### Given request
Reproduce all the items below, renaming "cloud-icon" to "cloud-graphic" everywhere it appears and keeping every other character the same. Leave the pictures out of your answer.

* * * *

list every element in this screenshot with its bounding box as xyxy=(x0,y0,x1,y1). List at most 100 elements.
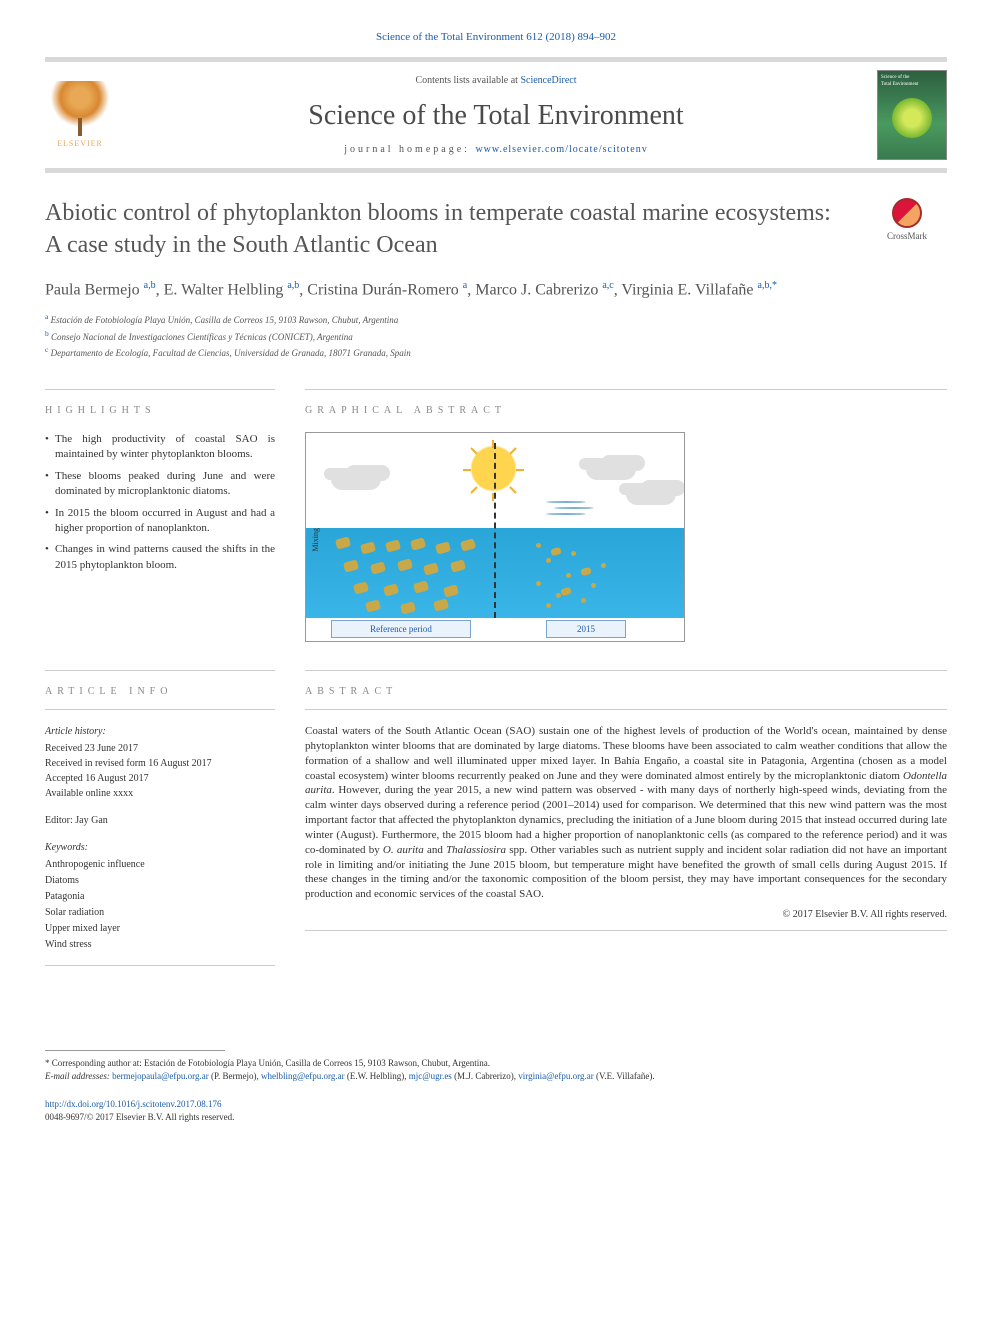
nanoplankton-icon xyxy=(556,593,561,598)
cover-text-bottom: Total Environment xyxy=(881,81,943,88)
highlight-item: Changes in wind patterns caused the shif… xyxy=(45,542,275,573)
graphical-abstract-figure: Mixing xyxy=(305,432,685,642)
keyword-item: Patagonia xyxy=(45,889,275,905)
cover-graphic-icon xyxy=(892,98,932,138)
footer-block: http://dx.doi.org/10.1016/j.scitotenv.20… xyxy=(45,1098,947,1123)
contents-prefix: Contents lists available at xyxy=(415,75,520,86)
doi-link[interactable]: http://dx.doi.org/10.1016/j.scitotenv.20… xyxy=(45,1099,222,1109)
header-center: Contents lists available at ScienceDirec… xyxy=(115,74,877,157)
issn-copyright: 0048-9697/© 2017 Elsevier B.V. All right… xyxy=(45,1112,234,1122)
crossmark-badge[interactable]: CrossMark xyxy=(867,198,947,243)
homepage-line: journal homepage: www.elsevier.com/locat… xyxy=(115,143,877,157)
author-email-link[interactable]: whelbling@efpu.org.ar xyxy=(261,1071,345,1081)
journal-cover-thumbnail: Science of the Total Environment xyxy=(877,70,947,160)
abstract-text: Coastal waters of the South Atlantic Oce… xyxy=(305,724,947,902)
cloud-icon xyxy=(626,483,676,505)
elsevier-tree-icon xyxy=(50,81,110,136)
journal-name: Science of the Total Environment xyxy=(115,96,877,135)
sciencedirect-link[interactable]: ScienceDirect xyxy=(520,75,576,86)
cloud-icon xyxy=(586,458,636,480)
email-who: (P. Bermejo), xyxy=(209,1071,261,1081)
highlight-item: In 2015 the bloom occurred in August and… xyxy=(45,506,275,537)
keyword-item: Solar radiation xyxy=(45,905,275,921)
wind-icon xyxy=(546,501,586,503)
history-line: Received 23 June 2017 xyxy=(45,741,275,756)
abstract-column: ABSTRACT Coastal waters of the South Atl… xyxy=(305,662,947,980)
homepage-link[interactable]: www.elsevier.com/locate/scitotenv xyxy=(475,144,647,155)
divider xyxy=(305,930,947,931)
ga-panel-divider xyxy=(494,443,496,618)
divider xyxy=(45,965,275,966)
affiliation-line: b Consejo Nacional de Investigaciones Ci… xyxy=(45,328,947,345)
history-line: Received in revised form 16 August 2017 xyxy=(45,756,275,771)
history-label: Article history: xyxy=(45,724,275,739)
abstract-heading: ABSTRACT xyxy=(305,685,947,699)
nanoplankton-icon xyxy=(601,563,606,568)
cloud-icon xyxy=(331,468,381,490)
nanoplankton-icon xyxy=(581,598,586,603)
title-row: Abiotic control of phytoplankton blooms … xyxy=(45,198,947,278)
graphical-abstract-heading: GRAPHICAL ABSTRACT xyxy=(305,404,947,418)
nanoplankton-icon xyxy=(536,581,541,586)
crossmark-label: CrossMark xyxy=(887,231,927,241)
elsevier-logo-text: ELSEVIER xyxy=(57,138,103,149)
homepage-label: journal homepage: xyxy=(344,144,475,155)
author-email-link[interactable]: bermejopaula@efpu.org.ar xyxy=(112,1071,209,1081)
info-abstract-row: ARTICLE INFO Article history: Received 2… xyxy=(45,662,947,980)
editor-label: Editor: xyxy=(45,815,75,826)
divider xyxy=(305,670,947,671)
authors-line: Paula Bermejo a,b, E. Walter Helbling a,… xyxy=(45,279,947,302)
article-info-heading: ARTICLE INFO xyxy=(45,685,275,699)
email-who: (M.J. Cabrerizo), xyxy=(452,1071,518,1081)
keywords-label: Keywords: xyxy=(45,840,275,855)
corresponding-text: Corresponding author at: Estación de Fot… xyxy=(52,1058,490,1068)
article-info-column: ARTICLE INFO Article history: Received 2… xyxy=(45,662,275,980)
keyword-item: Upper mixed layer xyxy=(45,921,275,937)
mixing-axis-label: Mixing xyxy=(310,528,321,552)
email-label: E-mail addresses: xyxy=(45,1071,112,1081)
affiliation-line: a Estación de Fotobiología Playa Unión, … xyxy=(45,311,947,328)
author-email-link[interactable]: virginia@efpu.org.ar xyxy=(518,1071,593,1081)
affiliations-block: a Estación de Fotobiología Playa Unión, … xyxy=(45,311,947,361)
keywords-block: Keywords: Anthropogenic influenceDiatoms… xyxy=(45,840,275,953)
cover-text-top: Science of the xyxy=(881,74,943,81)
corresponding-author-block: * Corresponding author at: Estación de F… xyxy=(45,1057,947,1084)
nanoplankton-icon xyxy=(566,573,571,578)
divider xyxy=(45,389,275,390)
article-history: Article history: Received 23 June 2017Re… xyxy=(45,724,275,801)
journal-header: ELSEVIER Contents lists available at Sci… xyxy=(45,57,947,173)
editor-name: Jay Gan xyxy=(75,815,108,826)
nanoplankton-icon xyxy=(591,583,596,588)
divider xyxy=(45,709,275,710)
email-line: E-mail addresses: bermejopaula@efpu.org.… xyxy=(45,1070,947,1084)
nanoplankton-icon xyxy=(546,603,551,608)
highlight-item: The high productivity of coastal SAO is … xyxy=(45,432,275,463)
keyword-item: Wind stress xyxy=(45,937,275,953)
history-line: Available online xxxx xyxy=(45,786,275,801)
star-marker: * xyxy=(45,1058,50,1068)
history-line: Accepted 16 August 2017 xyxy=(45,771,275,786)
divider xyxy=(305,709,947,710)
article-info-block: Article history: Received 23 June 2017Re… xyxy=(45,724,275,953)
corresponding-line: * Corresponding author at: Estación de F… xyxy=(45,1057,947,1071)
elsevier-logo: ELSEVIER xyxy=(45,75,115,155)
article-title: Abiotic control of phytoplankton blooms … xyxy=(45,198,847,260)
affiliation-line: c Departamento de Ecología, Facultad de … xyxy=(45,344,947,361)
nanoplankton-icon xyxy=(536,543,541,548)
nanoplankton-icon xyxy=(571,551,576,556)
wind-icon xyxy=(554,507,594,509)
highlights-list: The high productivity of coastal SAO is … xyxy=(45,432,275,573)
email-who: (E.W. Helbling), xyxy=(345,1071,409,1081)
author-email-link[interactable]: mjc@ugr.es xyxy=(409,1071,452,1081)
abstract-copyright: © 2017 Elsevier B.V. All rights reserved… xyxy=(305,908,947,922)
citation-line: Science of the Total Environment 612 (20… xyxy=(45,30,947,45)
ga-right-label: 2015 xyxy=(546,620,626,638)
divider xyxy=(305,389,947,390)
email-who: (V.E. Villafañe). xyxy=(594,1071,655,1081)
highlights-ga-row: HIGHLIGHTS The high productivity of coas… xyxy=(45,381,947,642)
editor-line: Editor: Jay Gan xyxy=(45,813,275,828)
nanoplankton-icon xyxy=(546,558,551,563)
divider xyxy=(45,670,275,671)
highlight-item: These blooms peaked during June and were… xyxy=(45,469,275,500)
graphical-abstract-column: GRAPHICAL ABSTRACT Mixing xyxy=(305,381,947,642)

* * * *

### Output of the task
list every element in this screenshot with its bounding box as xyxy=(x0,y0,x1,y1). List at most 100 elements.
nanoplankton-icon xyxy=(556,593,561,598)
cover-text-bottom: Total Environment xyxy=(881,81,943,88)
highlight-item: Changes in wind patterns caused the shif… xyxy=(45,542,275,573)
graphical-abstract-figure: Mixing xyxy=(305,432,685,642)
keyword-item: Patagonia xyxy=(45,889,275,905)
cover-graphic-icon xyxy=(892,98,932,138)
footer-block: http://dx.doi.org/10.1016/j.scitotenv.20… xyxy=(45,1098,947,1123)
contents-prefix: Contents lists available at xyxy=(415,75,520,86)
doi-link[interactable]: http://dx.doi.org/10.1016/j.scitotenv.20… xyxy=(45,1099,222,1109)
header-center: Contents lists available at ScienceDirec… xyxy=(115,74,877,157)
issn-copyright: 0048-9697/© 2017 Elsevier B.V. All right… xyxy=(45,1112,234,1122)
crossmark-badge[interactable]: CrossMark xyxy=(867,198,947,243)
homepage-line: journal homepage: www.elsevier.com/locat… xyxy=(115,143,877,157)
author-email-link[interactable]: whelbling@efpu.org.ar xyxy=(261,1071,345,1081)
journal-cover-thumbnail: Science of the Total Environment xyxy=(877,70,947,160)
abstract-text: Coastal waters of the South Atlantic Oce… xyxy=(305,724,947,902)
cloud-graphic xyxy=(626,483,676,505)
elsevier-tree-icon xyxy=(50,81,110,136)
journal-name: Science of the Total Environment xyxy=(115,96,877,135)
sciencedirect-link[interactable]: ScienceDirect xyxy=(520,75,576,86)
cloud-graphic xyxy=(586,458,636,480)
email-who: (P. Bermejo), xyxy=(209,1071,261,1081)
highlight-item: In 2015 the bloom occurred in August and… xyxy=(45,506,275,537)
keyword-item: Solar radiation xyxy=(45,905,275,921)
wind-icon xyxy=(546,501,586,503)
history-line: Received 23 June 2017 xyxy=(45,741,275,756)
abstract-column: ABSTRACT Coastal waters of the South Atl… xyxy=(305,662,947,980)
homepage-link[interactable]: www.elsevier.com/locate/scitotenv xyxy=(475,144,647,155)
divider xyxy=(305,930,947,931)
ga-panel-divider xyxy=(494,443,496,618)
divider xyxy=(45,965,275,966)
affiliation-line: b Consejo Nacional de Investigaciones Ci… xyxy=(45,328,947,345)
history-line: Received in revised form 16 August 2017 xyxy=(45,756,275,771)
history-label: Article history: xyxy=(45,724,275,739)
abstract-heading: ABSTRACT xyxy=(305,685,947,699)
nanoplankton-icon xyxy=(601,563,606,568)
cloud-graphic xyxy=(331,468,381,490)
nanoplankton-icon xyxy=(581,598,586,603)
title-row: Abiotic control of phytoplankton blooms … xyxy=(45,198,947,278)
graphical-abstract-heading: GRAPHICAL ABSTRACT xyxy=(305,404,947,418)
nanoplankton-icon xyxy=(536,581,541,586)
crossmark-label: CrossMark xyxy=(887,231,927,241)
elsevier-logo-text: ELSEVIER xyxy=(57,138,103,149)
homepage-label: journal homepage: xyxy=(344,144,475,155)
author-email-link[interactable]: bermejopaula@efpu.org.ar xyxy=(112,1071,209,1081)
info-abstract-row: ARTICLE INFO Article history: Received 2… xyxy=(45,662,947,980)
editor-label: Editor: xyxy=(45,815,75,826)
divider xyxy=(305,670,947,671)
authors-line: Paula Bermejo a,b, E. Walter Helbling a,… xyxy=(45,279,947,302)
article-info-heading: ARTICLE INFO xyxy=(45,685,275,699)
email-who: (M.J. Cabrerizo), xyxy=(452,1071,518,1081)
keywords-label: Keywords: xyxy=(45,840,275,855)
corresponding-text: Corresponding author at: Estación de Fot… xyxy=(52,1058,490,1068)
article-info-column: ARTICLE INFO Article history: Received 2… xyxy=(45,662,275,980)
keyword-item: Upper mixed layer xyxy=(45,921,275,937)
mixing-axis-label: Mixing xyxy=(310,528,321,552)
email-label: E-mail addresses: xyxy=(45,1071,112,1081)
affiliation-line: a Estación de Fotobiología Playa Unión, … xyxy=(45,311,947,328)
author-email-link[interactable]: virginia@efpu.org.ar xyxy=(518,1071,593,1081)
affiliations-block: a Estación de Fotobiología Playa Unión, … xyxy=(45,311,947,361)
keywords-block: Keywords: Anthropogenic influenceDiatoms… xyxy=(45,840,275,953)
cover-text-top: Science of the xyxy=(881,74,943,81)
corresponding-author-block: * Corresponding author at: Estación de F… xyxy=(45,1057,947,1084)
nanoplankton-icon xyxy=(566,573,571,578)
divider xyxy=(45,389,275,390)
article-history: Article history: Received 23 June 2017Re… xyxy=(45,724,275,801)
journal-header: ELSEVIER Contents lists available at Sci… xyxy=(45,57,947,173)
editor-name: Jay Gan xyxy=(75,815,108,826)
nanoplankton-icon xyxy=(591,583,596,588)
divider xyxy=(45,709,275,710)
email-line: E-mail addresses: bermejopaula@efpu.org.… xyxy=(45,1070,947,1084)
nanoplankton-icon xyxy=(546,603,551,608)
highlight-item: The high productivity of coastal SAO is … xyxy=(45,432,275,463)
keyword-item: Wind stress xyxy=(45,937,275,953)
history-line: Available online xxxx xyxy=(45,786,275,801)
star-marker: * xyxy=(45,1058,50,1068)
history-line: Accepted 16 August 2017 xyxy=(45,771,275,786)
divider xyxy=(305,709,947,710)
article-info-block: Article history: Received 23 June 2017Re… xyxy=(45,724,275,953)
corresponding-line: * Corresponding author at: Estación de F… xyxy=(45,1057,947,1071)
elsevier-logo: ELSEVIER xyxy=(45,75,115,155)
article-title: Abiotic control of phytoplankton blooms … xyxy=(45,198,847,260)
affiliation-line: c Departamento de Ecología, Facultad de … xyxy=(45,344,947,361)
nanoplankton-icon xyxy=(536,543,541,548)
nanoplankton-icon xyxy=(571,551,576,556)
wind-icon xyxy=(554,507,594,509)
highlights-list: The high productivity of coastal SAO is … xyxy=(45,432,275,573)
email-who: (E.W. Helbling), xyxy=(345,1071,409,1081)
author-email-link[interactable]: mjc@ugr.es xyxy=(409,1071,452,1081)
abstract-copyright: © 2017 Elsevier B.V. All rights reserved… xyxy=(305,908,947,922)
citation-line: Science of the Total Environment 612 (20… xyxy=(45,30,947,45)
ga-right-label: 2015 xyxy=(546,620,626,638)
divider xyxy=(305,389,947,390)
email-who: (V.E. Villafañe). xyxy=(594,1071,655,1081)
highlights-ga-row: HIGHLIGHTS The high productivity of coas… xyxy=(45,381,947,642)
editor-line: Editor: Jay Gan xyxy=(45,813,275,828)
nanoplankton-icon xyxy=(546,558,551,563)
divider xyxy=(45,670,275,671)
highlight-item: These blooms peaked during June and were… xyxy=(45,469,275,500)
graphical-abstract-column: GRAPHICAL ABSTRACT Mixing xyxy=(305,381,947,642)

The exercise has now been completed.